Exercise materials:
========

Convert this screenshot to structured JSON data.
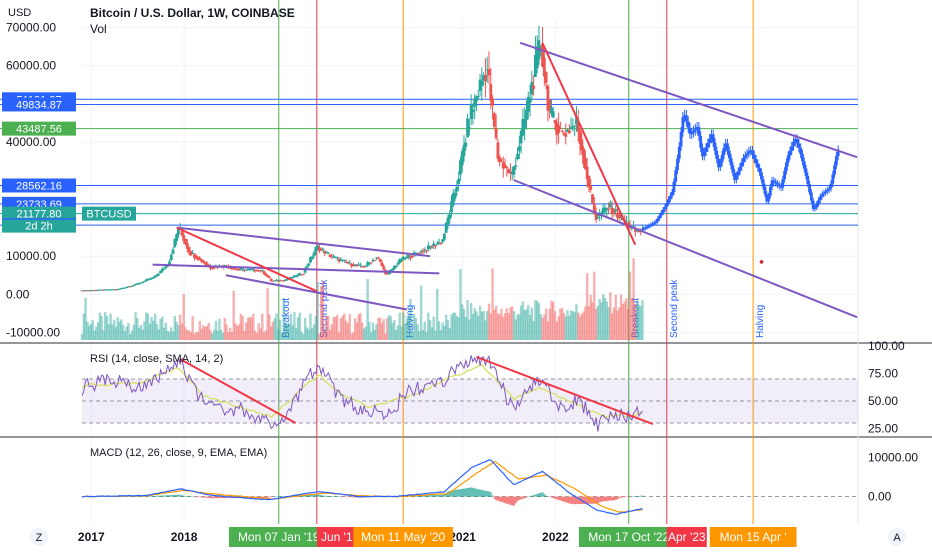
{
  "header": {
    "title": "Bitcoin / U.S. Dollar, 1W, COINBASE",
    "sub": "Vol",
    "currency": "USD"
  },
  "nav": {
    "left_letter": "Z",
    "right_letter": "A"
  },
  "colors": {
    "up": "#26a69a",
    "down": "#ef5350",
    "projection": "#2962ff",
    "channel": "#7e57c2",
    "trend": "#f23645",
    "green_marker": "#4caf50",
    "red_marker": "#f23645",
    "orange_marker": "#ff9800",
    "rsi_line": "#7e57c2",
    "rsi_ma": "#d4e157",
    "macd_line": "#2962ff",
    "signal_line": "#ff9800"
  },
  "chart_data": [
    {
      "type": "candlestick",
      "title": "Bitcoin / U.S. Dollar, 1W, COINBASE",
      "ylabel": "USD",
      "ylim": [
        -12000,
        72000
      ],
      "y_ticks": [
        "70000.00",
        "60000.00",
        "40000.00",
        "10000.00",
        "0.00",
        "-10000.00"
      ],
      "y_tick_values": [
        70000,
        60000,
        40000,
        10000,
        0,
        -10000
      ],
      "x_ticks": [
        "2017",
        "2018",
        "2021",
        "2022"
      ],
      "x_tick_years": [
        2017,
        2018,
        2021,
        2022
      ],
      "price_path_xy": [
        [
          2016.9,
          1000
        ],
        [
          2017.3,
          1300
        ],
        [
          2017.5,
          2600
        ],
        [
          2017.7,
          4500
        ],
        [
          2017.85,
          8000
        ],
        [
          2017.96,
          17500
        ],
        [
          2018.08,
          11000
        ],
        [
          2018.2,
          9000
        ],
        [
          2018.3,
          7000
        ],
        [
          2018.45,
          7500
        ],
        [
          2018.6,
          6500
        ],
        [
          2018.85,
          6300
        ],
        [
          2018.96,
          3500
        ],
        [
          2019.1,
          3700
        ],
        [
          2019.3,
          5500
        ],
        [
          2019.45,
          12500
        ],
        [
          2019.6,
          10000
        ],
        [
          2019.8,
          8000
        ],
        [
          2019.95,
          7200
        ],
        [
          2020.1,
          9800
        ],
        [
          2020.2,
          5000
        ],
        [
          2020.35,
          9000
        ],
        [
          2020.6,
          11500
        ],
        [
          2020.8,
          14000
        ],
        [
          2020.95,
          28000
        ],
        [
          2021.1,
          47000
        ],
        [
          2021.28,
          60000
        ],
        [
          2021.4,
          36000
        ],
        [
          2021.55,
          31000
        ],
        [
          2021.7,
          47000
        ],
        [
          2021.86,
          66000
        ],
        [
          2021.96,
          47000
        ],
        [
          2022.1,
          42000
        ],
        [
          2022.25,
          45000
        ],
        [
          2022.45,
          20000
        ],
        [
          2022.6,
          23000
        ],
        [
          2022.75,
          19500
        ],
        [
          2022.88,
          16500
        ],
        [
          2022.95,
          17000
        ]
      ],
      "projection_path_xy": [
        [
          2022.95,
          17000
        ],
        [
          2023.1,
          19000
        ],
        [
          2023.2,
          23000
        ],
        [
          2023.28,
          27000
        ],
        [
          2023.35,
          38000
        ],
        [
          2023.4,
          48000
        ],
        [
          2023.47,
          42000
        ],
        [
          2023.55,
          44000
        ],
        [
          2023.6,
          36000
        ],
        [
          2023.7,
          42000
        ],
        [
          2023.78,
          33000
        ],
        [
          2023.85,
          40000
        ],
        [
          2023.95,
          30000
        ],
        [
          2024.05,
          36000
        ],
        [
          2024.12,
          38000
        ],
        [
          2024.22,
          32000
        ],
        [
          2024.3,
          24000
        ],
        [
          2024.35,
          30000
        ],
        [
          2024.45,
          28000
        ],
        [
          2024.52,
          36000
        ],
        [
          2024.6,
          41000
        ],
        [
          2024.65,
          38000
        ],
        [
          2024.72,
          31000
        ],
        [
          2024.8,
          22000
        ],
        [
          2024.88,
          26000
        ],
        [
          2024.98,
          28000
        ],
        [
          2025.06,
          38000
        ]
      ],
      "horizontal_levels": [
        {
          "value": 51181.27,
          "label": "51181.27",
          "color": "#2962ff"
        },
        {
          "value": 49834.87,
          "label": "49834.87",
          "color": "#2962ff"
        },
        {
          "value": 43487.56,
          "label": "43487.56",
          "color": "#4caf50"
        },
        {
          "value": 28562.16,
          "label": "28562.16",
          "color": "#2962ff"
        },
        {
          "value": 23733.69,
          "label": "23733.69",
          "color": "#2962ff"
        },
        {
          "value": 21177.8,
          "label": "21177.80",
          "color": "#26a69a"
        },
        {
          "value": 18145.21,
          "label": "18145.21",
          "color": "#2962ff"
        }
      ],
      "current_price": {
        "value": 21177.8,
        "label": "21177.80",
        "countdown": "2d 2h",
        "tag": "BTCUSD"
      },
      "vertical_markers": [
        {
          "x": 2019.02,
          "color": "#4caf50",
          "label": "Breakout",
          "date_label": "Mon 07 Jan '19"
        },
        {
          "x": 2019.43,
          "color": "#f23645",
          "label": "Second peak",
          "date_label": "Jun '1"
        },
        {
          "x": 2020.36,
          "color": "#ff9800",
          "label": "Halving",
          "date_label": "Mon 11 May '20"
        },
        {
          "x": 2022.79,
          "color": "#4caf50",
          "label": "Breakout",
          "date_label": "Mon 17 Oct '22"
        },
        {
          "x": 2023.2,
          "color": "#f23645",
          "label": "Second peak",
          "date_label": "Apr '23"
        },
        {
          "x": 2024.13,
          "color": "#ff9800",
          "label": "Halving",
          "date_label": "Mon 15 Apr '"
        }
      ],
      "channel_lines": [
        {
          "from": [
            2017.66,
            7800
          ],
          "to": [
            2020.75,
            5500
          ],
          "color": "#7e57c2"
        },
        {
          "from": [
            2017.92,
            17500
          ],
          "to": [
            2020.65,
            10000
          ],
          "color": "#7e57c2"
        },
        {
          "from": [
            2018.45,
            5000
          ],
          "to": [
            2020.4,
            -4000
          ],
          "color": "#7e57c2"
        },
        {
          "from": [
            2021.62,
            66000
          ],
          "to": [
            2025.25,
            36000
          ],
          "color": "#7e57c2"
        },
        {
          "from": [
            2021.55,
            30000
          ],
          "to": [
            2025.25,
            -6000
          ],
          "color": "#7e57c2"
        },
        {
          "from": [
            2017.92,
            17500
          ],
          "to": [
            2019.43,
            800
          ],
          "color": "#f23645"
        },
        {
          "from": [
            2021.86,
            66000
          ],
          "to": [
            2022.86,
            13000
          ],
          "color": "#f23645"
        }
      ]
    },
    {
      "type": "line",
      "title": "RSI (14, close, SMA, 14, 2)",
      "ylim": [
        20,
        100
      ],
      "y_ticks": [
        "100.00",
        "75.00",
        "50.00",
        "25.00"
      ],
      "y_tick_values": [
        100,
        75,
        50,
        25
      ],
      "band": [
        30,
        70
      ],
      "series": [
        {
          "name": "RSI",
          "values_xy": [
            [
              2016.9,
              62
            ],
            [
              2017.2,
              70
            ],
            [
              2017.5,
              60
            ],
            [
              2017.75,
              72
            ],
            [
              2017.95,
              88
            ],
            [
              2018.1,
              60
            ],
            [
              2018.3,
              45
            ],
            [
              2018.6,
              42
            ],
            [
              2018.9,
              30
            ],
            [
              2019.1,
              38
            ],
            [
              2019.45,
              85
            ],
            [
              2019.7,
              50
            ],
            [
              2019.95,
              42
            ],
            [
              2020.2,
              40
            ],
            [
              2020.45,
              60
            ],
            [
              2020.7,
              62
            ],
            [
              2020.95,
              80
            ],
            [
              2021.15,
              90
            ],
            [
              2021.3,
              84
            ],
            [
              2021.55,
              40
            ],
            [
              2021.7,
              62
            ],
            [
              2021.86,
              70
            ],
            [
              2022.05,
              42
            ],
            [
              2022.25,
              52
            ],
            [
              2022.45,
              28
            ],
            [
              2022.6,
              40
            ],
            [
              2022.8,
              36
            ],
            [
              2022.95,
              42
            ]
          ]
        },
        {
          "name": "RSI-based MA",
          "values_xy": [
            [
              2016.9,
              64
            ],
            [
              2017.5,
              66
            ],
            [
              2017.95,
              80
            ],
            [
              2018.2,
              55
            ],
            [
              2018.6,
              44
            ],
            [
              2018.95,
              36
            ],
            [
              2019.45,
              74
            ],
            [
              2019.7,
              55
            ],
            [
              2020.0,
              45
            ],
            [
              2020.45,
              55
            ],
            [
              2020.95,
              74
            ],
            [
              2021.2,
              84
            ],
            [
              2021.55,
              52
            ],
            [
              2021.86,
              62
            ],
            [
              2022.2,
              48
            ],
            [
              2022.5,
              36
            ],
            [
              2022.8,
              37
            ],
            [
              2022.95,
              40
            ]
          ]
        }
      ],
      "trend_lines": [
        {
          "from": [
            2017.96,
            88
          ],
          "to": [
            2019.2,
            30
          ]
        },
        {
          "from": [
            2021.15,
            90
          ],
          "to": [
            2023.05,
            29
          ]
        }
      ]
    },
    {
      "type": "line",
      "title": "MACD (12, 26, close, 9, EMA, EMA)",
      "ylim": [
        -6500,
        14500
      ],
      "y_ticks": [
        "10000.00",
        "0.00"
      ],
      "y_tick_values": [
        10000,
        0
      ],
      "series": [
        {
          "name": "MACD",
          "values_xy": [
            [
              2016.9,
              0
            ],
            [
              2017.6,
              300
            ],
            [
              2017.96,
              2000
            ],
            [
              2018.3,
              300
            ],
            [
              2018.9,
              -800
            ],
            [
              2019.45,
              1300
            ],
            [
              2019.9,
              0
            ],
            [
              2020.3,
              100
            ],
            [
              2020.8,
              1200
            ],
            [
              2021.1,
              7500
            ],
            [
              2021.3,
              9500
            ],
            [
              2021.55,
              3000
            ],
            [
              2021.86,
              6500
            ],
            [
              2022.15,
              1000
            ],
            [
              2022.45,
              -3500
            ],
            [
              2022.65,
              -4500
            ],
            [
              2022.95,
              -3000
            ]
          ]
        },
        {
          "name": "Signal",
          "values_xy": [
            [
              2016.9,
              0
            ],
            [
              2017.6,
              200
            ],
            [
              2017.99,
              1600
            ],
            [
              2018.35,
              600
            ],
            [
              2018.95,
              -600
            ],
            [
              2019.5,
              900
            ],
            [
              2019.95,
              200
            ],
            [
              2020.35,
              0
            ],
            [
              2020.85,
              800
            ],
            [
              2021.15,
              6000
            ],
            [
              2021.35,
              9000
            ],
            [
              2021.6,
              4500
            ],
            [
              2021.9,
              5500
            ],
            [
              2022.2,
              2200
            ],
            [
              2022.5,
              -2500
            ],
            [
              2022.7,
              -4000
            ],
            [
              2022.95,
              -3300
            ]
          ]
        }
      ]
    }
  ]
}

========

Aim: State, as a number only, how many lines in the entries include "name".

Task output: 4